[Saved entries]
________________________________________

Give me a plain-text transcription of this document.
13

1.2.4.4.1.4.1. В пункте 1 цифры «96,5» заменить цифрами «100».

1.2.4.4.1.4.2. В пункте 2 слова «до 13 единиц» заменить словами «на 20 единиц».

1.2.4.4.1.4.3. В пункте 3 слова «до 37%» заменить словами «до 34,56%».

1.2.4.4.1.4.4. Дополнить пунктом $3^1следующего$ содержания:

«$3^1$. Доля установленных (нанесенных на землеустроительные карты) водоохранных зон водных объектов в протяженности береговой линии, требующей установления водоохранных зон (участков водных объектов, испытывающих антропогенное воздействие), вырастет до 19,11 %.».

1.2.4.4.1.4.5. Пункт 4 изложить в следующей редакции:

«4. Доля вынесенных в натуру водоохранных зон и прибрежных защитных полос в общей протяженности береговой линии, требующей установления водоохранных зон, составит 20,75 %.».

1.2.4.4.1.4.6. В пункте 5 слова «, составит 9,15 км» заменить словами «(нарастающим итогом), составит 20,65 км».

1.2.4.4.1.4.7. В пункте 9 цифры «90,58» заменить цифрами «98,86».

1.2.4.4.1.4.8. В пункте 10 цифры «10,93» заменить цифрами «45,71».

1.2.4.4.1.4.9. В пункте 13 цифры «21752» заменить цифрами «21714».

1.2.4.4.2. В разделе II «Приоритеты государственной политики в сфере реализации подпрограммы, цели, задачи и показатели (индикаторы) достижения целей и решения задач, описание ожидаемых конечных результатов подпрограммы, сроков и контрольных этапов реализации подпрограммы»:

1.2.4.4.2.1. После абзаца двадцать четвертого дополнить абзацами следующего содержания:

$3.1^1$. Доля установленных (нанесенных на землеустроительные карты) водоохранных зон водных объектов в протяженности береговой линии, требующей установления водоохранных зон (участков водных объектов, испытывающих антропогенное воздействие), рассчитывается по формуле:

________________________________________

Write down the number of lines where the word "пункте" appears, and nothing further.

7